Every entry must be duplicated precisely as written.

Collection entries
## Start

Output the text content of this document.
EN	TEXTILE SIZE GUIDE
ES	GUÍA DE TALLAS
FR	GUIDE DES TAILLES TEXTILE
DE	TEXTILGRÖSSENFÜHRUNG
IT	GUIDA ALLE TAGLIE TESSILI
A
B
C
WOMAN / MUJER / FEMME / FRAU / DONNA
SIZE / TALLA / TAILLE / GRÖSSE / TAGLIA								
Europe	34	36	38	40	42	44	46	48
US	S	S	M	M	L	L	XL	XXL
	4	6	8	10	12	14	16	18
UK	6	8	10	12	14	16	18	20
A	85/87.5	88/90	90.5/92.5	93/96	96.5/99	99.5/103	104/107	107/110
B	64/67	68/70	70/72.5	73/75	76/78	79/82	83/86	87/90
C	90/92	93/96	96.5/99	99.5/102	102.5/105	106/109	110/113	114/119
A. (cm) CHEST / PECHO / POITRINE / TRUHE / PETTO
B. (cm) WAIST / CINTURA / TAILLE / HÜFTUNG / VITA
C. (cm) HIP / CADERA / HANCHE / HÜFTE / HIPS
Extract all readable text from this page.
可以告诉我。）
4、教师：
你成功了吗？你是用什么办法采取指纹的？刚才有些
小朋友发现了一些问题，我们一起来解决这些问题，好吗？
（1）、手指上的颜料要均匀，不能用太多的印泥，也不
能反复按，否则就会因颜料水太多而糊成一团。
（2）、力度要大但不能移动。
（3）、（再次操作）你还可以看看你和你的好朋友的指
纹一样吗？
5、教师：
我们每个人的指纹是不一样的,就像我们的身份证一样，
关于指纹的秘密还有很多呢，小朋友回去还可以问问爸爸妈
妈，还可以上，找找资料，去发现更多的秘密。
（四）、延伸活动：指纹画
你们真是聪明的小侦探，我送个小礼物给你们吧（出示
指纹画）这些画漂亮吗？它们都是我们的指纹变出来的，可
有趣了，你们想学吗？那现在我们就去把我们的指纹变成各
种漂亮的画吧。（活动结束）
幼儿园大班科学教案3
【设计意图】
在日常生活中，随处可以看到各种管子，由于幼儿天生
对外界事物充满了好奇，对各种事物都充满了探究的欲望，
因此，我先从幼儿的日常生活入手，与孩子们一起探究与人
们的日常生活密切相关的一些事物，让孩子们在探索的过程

## End

EXERCISE RESULT:
Output the text content of this document.
EN	TEXTILE SIZE GUIDE
ES	GUÍA DE TALLAS
FR	GUIDE DES TAILLES TEXTILE
DE	TEXTILGRÖSSENFÜHRUNG
IT	GUIDA ALLE TAGLIE TESSILI
A
B
C
WOMAN / MUJER / FEMME / FRAU / DONNA
SIZE / TALLA / TAILLE / GRÖSSE / TAGLIA								
Europe	34	36	38	40	42	44	46	48
US	S	S	M	M	L	L	XL	XXL
	4	6	8	10	12	14	16	18
UK	6	8	10	12	14	16	18	20
A	85/87.5	88/90	90.5/92.5	93/96	96.5/99	99.5/103	104/107	107/110
B	64/67	68/70	70/72.5	73/75	76/78	79/82	83/86	87/90
C	90/92	93/96	96.5/99	99.5/102	102.5/105	106/109	110/113	114/119
A. (cm) CHEST / PECHO / POITRINE / TRUHE / PETTO
B. (cm) WAIST / CINTURA / TAILLE / HÜFTUNG / VITA
C. (cm) HIP / CADERA / HANCHE / HÜFTE / HIPS
Extract all readable text from this page.
可以告诉我。）
4、教师：
你成功了吗？你是用什么办法采取指纹的？刚才有些
小朋友发现了一些问题，我们一起来解决这些问题，好吗？
（1）、手指上的颜料要均匀，不能用太多的印泥，也不
能反复按，否则就会因颜料水太多而糊成一团。
（2）、力度要大但不能移动。
（3）、（再次操作）你还可以看看你和你的好朋友的指
纹一样吗？
5、教师：
我们每个人的指纹是不一样的,就像我们的身份证一样，
关于指纹的秘密还有很多呢，小朋友回去还可以问问爸爸妈
妈，还可以上，找找资料，去发现更多的秘密。
（四）、延伸活动：指纹画
你们真是聪明的小侦探，我送个小礼物给你们吧（出示
指纹画）这些画漂亮吗？它们都是我们的指纹变出来的，可
有趣了，你们想学吗？那现在我们就去把我们的指纹变成各
种漂亮的画吧。（活动结束）
幼儿园大班科学教案3
【设计意图】
在日常生活中，随处可以看到各种管子，由于幼儿天生
对外界事物充满了好奇，对各种事物都充满了探究的欲望，
因此，我先从幼儿的日常生活入手，与孩子们一起探究与人
们的日常生活密切相关的一些事物，让孩子们在探索的过程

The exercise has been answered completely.